## RECORDS SHOWN
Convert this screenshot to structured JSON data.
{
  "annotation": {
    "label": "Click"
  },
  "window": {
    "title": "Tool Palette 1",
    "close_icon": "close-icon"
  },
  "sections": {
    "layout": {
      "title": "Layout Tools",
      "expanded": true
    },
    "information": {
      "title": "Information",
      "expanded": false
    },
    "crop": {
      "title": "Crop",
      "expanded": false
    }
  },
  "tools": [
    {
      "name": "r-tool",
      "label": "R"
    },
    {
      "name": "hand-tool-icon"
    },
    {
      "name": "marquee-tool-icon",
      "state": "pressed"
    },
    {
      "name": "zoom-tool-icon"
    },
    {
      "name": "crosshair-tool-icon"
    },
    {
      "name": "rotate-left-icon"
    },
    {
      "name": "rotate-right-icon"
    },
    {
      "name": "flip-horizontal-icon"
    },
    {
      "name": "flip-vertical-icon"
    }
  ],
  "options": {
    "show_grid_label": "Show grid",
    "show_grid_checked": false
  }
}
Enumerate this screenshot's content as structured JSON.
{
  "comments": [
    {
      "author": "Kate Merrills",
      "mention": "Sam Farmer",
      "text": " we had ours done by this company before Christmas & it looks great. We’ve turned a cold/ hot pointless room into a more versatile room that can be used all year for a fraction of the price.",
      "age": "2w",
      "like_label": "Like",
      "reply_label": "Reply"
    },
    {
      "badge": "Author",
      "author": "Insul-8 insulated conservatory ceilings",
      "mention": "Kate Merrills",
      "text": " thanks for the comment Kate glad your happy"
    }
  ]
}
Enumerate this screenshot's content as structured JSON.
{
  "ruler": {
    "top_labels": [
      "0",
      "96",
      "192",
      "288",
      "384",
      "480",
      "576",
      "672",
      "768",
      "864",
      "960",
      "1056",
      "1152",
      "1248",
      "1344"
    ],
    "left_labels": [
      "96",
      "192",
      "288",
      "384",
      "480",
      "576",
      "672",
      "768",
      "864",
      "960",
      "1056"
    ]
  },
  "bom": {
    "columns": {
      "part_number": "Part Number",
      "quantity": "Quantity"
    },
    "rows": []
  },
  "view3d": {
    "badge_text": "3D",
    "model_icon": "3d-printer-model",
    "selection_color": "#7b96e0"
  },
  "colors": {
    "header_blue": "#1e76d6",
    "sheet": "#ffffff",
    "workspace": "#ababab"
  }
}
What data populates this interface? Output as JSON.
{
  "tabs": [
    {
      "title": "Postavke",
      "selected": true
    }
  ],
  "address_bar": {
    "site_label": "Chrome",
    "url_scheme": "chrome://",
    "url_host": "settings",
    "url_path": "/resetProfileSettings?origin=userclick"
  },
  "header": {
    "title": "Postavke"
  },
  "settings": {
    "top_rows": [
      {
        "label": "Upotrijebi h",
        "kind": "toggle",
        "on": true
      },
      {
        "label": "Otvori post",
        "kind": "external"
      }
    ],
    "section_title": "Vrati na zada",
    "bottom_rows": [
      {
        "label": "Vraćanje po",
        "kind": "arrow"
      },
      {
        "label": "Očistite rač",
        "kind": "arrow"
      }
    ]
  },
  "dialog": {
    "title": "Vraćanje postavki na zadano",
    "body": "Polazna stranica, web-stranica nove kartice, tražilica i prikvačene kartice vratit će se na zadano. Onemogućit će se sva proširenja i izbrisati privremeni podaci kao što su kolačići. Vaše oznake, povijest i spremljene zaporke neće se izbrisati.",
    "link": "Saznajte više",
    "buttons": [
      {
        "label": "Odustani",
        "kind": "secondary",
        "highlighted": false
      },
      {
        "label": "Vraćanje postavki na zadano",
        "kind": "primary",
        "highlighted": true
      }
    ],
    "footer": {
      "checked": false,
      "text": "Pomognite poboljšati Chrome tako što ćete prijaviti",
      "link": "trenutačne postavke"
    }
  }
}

## WHAT YOU SHOULD DO
Where a line above holds the string "postavki", show that line.

## REPLY
    "title": "Vraćanje postavki na zadano",
        "label": "Vraćanje postavki na zadano",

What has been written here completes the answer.